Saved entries
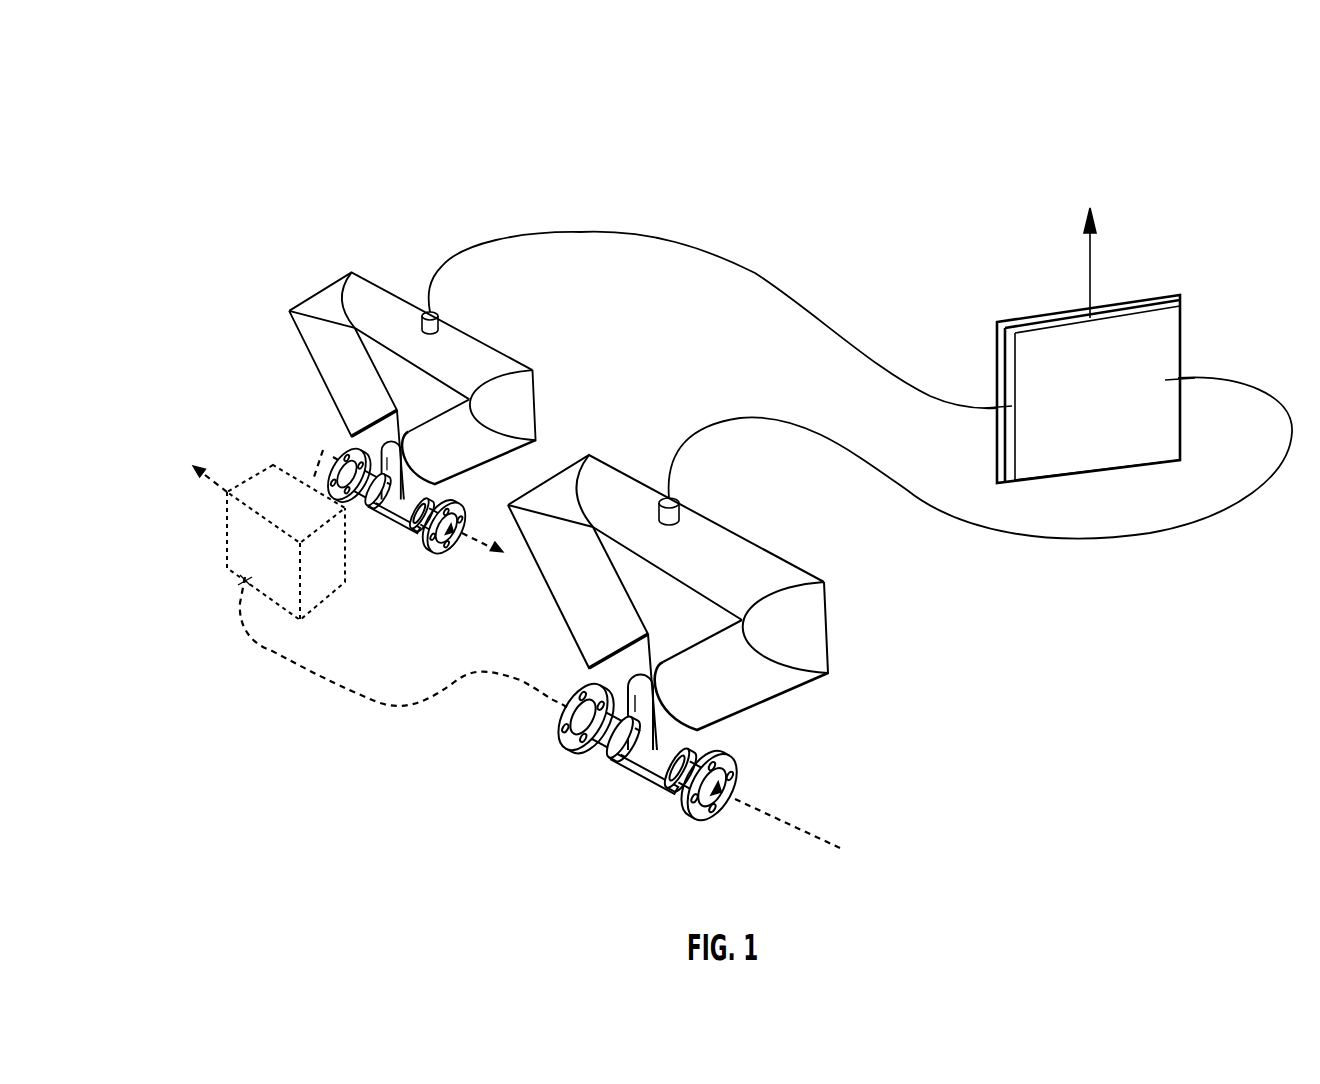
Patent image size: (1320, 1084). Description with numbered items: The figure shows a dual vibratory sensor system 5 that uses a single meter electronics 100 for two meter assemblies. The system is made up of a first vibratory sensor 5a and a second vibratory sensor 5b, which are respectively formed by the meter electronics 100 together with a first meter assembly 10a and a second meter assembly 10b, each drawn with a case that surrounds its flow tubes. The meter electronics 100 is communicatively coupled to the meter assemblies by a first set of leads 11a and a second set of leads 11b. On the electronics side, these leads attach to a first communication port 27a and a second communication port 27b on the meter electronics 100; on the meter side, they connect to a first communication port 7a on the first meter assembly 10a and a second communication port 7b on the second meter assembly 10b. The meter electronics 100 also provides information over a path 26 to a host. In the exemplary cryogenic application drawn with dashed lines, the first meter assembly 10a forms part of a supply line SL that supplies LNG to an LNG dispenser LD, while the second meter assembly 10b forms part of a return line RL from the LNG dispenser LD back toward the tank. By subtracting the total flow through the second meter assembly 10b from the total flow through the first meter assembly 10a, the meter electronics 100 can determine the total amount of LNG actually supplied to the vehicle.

The dual vibratory sensor system 5 is at (317, 86).
The first vibratory sensor 5a is at (1020, 713).
The second vibratory sensor 5b is at (458, 204).
The first meter assembly 10a is at (783, 692).
The second meter assembly 10b is at (313, 302).
The first communication port 7a is at (694, 497).
The second communication port 7b is at (449, 313).
The first set of leads 11a is at (1002, 542).
The second set of leads 11b is at (759, 258).
The meter electronics 100 is at (1152, 288).
The path 26 is at (1076, 290).
The first communication port 27a is at (987, 381).
The second communication port 27b is at (1197, 362).
The return line RL is at (286, 439).
The LNG dispenser LD is at (214, 565).
The supply line SL is at (389, 724).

▶ **Problem to work on**:
Format the rows as a numbered list, starting at the beginning of the rows and ending at the line containing "The path 26 is at (1076, 290).", both included. Skip blank lines and omit the pictures.

▶ **Problem solution**:
1. Patent image size: (1320, 1084). Description with numbered items: The figure shows a dual vibratory sensor system 5 that uses a single meter electronics 100 for two meter assemblies. The system is made up of a first vibratory sensor 5a and a second vibratory sensor 5b, which are respectively formed by the meter electronics 100 together with a first meter assembly 10a and a second meter assembly 10b, each drawn with a case that surrounds its flow tubes. The meter electronics 100 is communicatively coupled to the meter assemblies by a first set of leads 11a and a second set of leads 11b. On the electronics side, these leads attach to a first communication port 27a and a second communication port 27b on the meter electronics 100; on the meter side, they connect to a first communication port 7a on the first meter assembly 10a and a second communication port 7b on the second meter assembly 10b. The meter electronics 100 also provides information over a path 26 to a host. In the exemplary cryogenic application drawn with dashed lines, the first meter assembly 10a forms part of a supply line SL that supplies LNG to an LNG dispenser LD, while the second meter assembly 10b forms part of a return line RL from the LNG dispenser LD back toward the tank. By subtracting the total flow through the second meter assembly 10b from the total flow through the first meter assembly 10a, the meter electronics 100 can determine the total amount of LNG actually supplied to the vehicle.
2. The dual vibratory sensor system 5 is at (317, 86).
3. The first vibratory sensor 5a is at (1020, 713).
4. The second vibratory sensor 5b is at (458, 204).
5. The first meter assembly 10a is at (783, 692).
6. The second meter assembly 10b is at (313, 302).
7. The first communication port 7a is at (694, 497).
8. The second communication port 7b is at (449, 313).
9. The first set of leads 11a is at (1002, 542).
10. The second set of leads 11b is at (759, 258).
11. The meter electronics 100 is at (1152, 288).
12. The path 26 is at (1076, 290).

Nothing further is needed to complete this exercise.